— Start —
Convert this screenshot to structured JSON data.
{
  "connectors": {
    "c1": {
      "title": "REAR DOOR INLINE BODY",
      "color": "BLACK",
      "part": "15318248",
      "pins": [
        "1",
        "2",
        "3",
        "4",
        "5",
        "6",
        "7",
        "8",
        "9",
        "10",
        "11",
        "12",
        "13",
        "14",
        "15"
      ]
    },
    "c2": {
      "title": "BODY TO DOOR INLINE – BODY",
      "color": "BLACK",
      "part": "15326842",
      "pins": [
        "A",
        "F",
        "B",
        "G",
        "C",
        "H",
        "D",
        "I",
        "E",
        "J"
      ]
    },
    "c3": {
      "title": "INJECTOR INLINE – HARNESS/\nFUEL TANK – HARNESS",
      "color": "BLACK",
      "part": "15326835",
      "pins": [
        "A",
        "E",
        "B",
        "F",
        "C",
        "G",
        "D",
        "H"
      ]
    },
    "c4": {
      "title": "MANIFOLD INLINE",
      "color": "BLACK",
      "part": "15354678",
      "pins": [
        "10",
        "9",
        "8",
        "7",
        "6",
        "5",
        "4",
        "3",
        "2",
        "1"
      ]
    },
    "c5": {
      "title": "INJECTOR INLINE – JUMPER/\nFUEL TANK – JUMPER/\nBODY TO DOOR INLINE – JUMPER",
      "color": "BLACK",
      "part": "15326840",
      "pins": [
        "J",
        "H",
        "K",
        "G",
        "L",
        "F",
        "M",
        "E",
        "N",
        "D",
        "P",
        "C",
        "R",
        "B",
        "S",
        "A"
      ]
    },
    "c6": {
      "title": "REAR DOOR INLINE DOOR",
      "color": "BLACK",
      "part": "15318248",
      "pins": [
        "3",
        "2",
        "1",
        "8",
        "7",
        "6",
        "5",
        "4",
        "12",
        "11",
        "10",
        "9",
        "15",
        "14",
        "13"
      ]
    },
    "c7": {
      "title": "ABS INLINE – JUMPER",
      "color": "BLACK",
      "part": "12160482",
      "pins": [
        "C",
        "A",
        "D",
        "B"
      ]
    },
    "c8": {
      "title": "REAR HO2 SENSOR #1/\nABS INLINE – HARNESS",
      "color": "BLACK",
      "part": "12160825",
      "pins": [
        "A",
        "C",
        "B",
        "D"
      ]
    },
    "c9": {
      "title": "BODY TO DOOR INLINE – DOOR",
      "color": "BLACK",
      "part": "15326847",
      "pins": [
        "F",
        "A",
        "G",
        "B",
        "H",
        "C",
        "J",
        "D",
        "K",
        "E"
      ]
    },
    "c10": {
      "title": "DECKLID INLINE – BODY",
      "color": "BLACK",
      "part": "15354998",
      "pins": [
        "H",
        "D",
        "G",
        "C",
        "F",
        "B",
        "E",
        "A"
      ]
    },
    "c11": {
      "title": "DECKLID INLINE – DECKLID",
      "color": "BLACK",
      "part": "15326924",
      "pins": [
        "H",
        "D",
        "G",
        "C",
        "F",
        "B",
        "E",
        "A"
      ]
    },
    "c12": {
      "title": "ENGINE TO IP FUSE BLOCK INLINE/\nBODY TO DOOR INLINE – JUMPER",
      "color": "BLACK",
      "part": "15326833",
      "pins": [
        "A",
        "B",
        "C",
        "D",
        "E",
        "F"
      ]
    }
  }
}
— End —
Pull out every line of the records that includes the string "DECKLID".

      "title": "DECKLID INLINE – BODY",
      "title": "DECKLID INLINE – DECKLID",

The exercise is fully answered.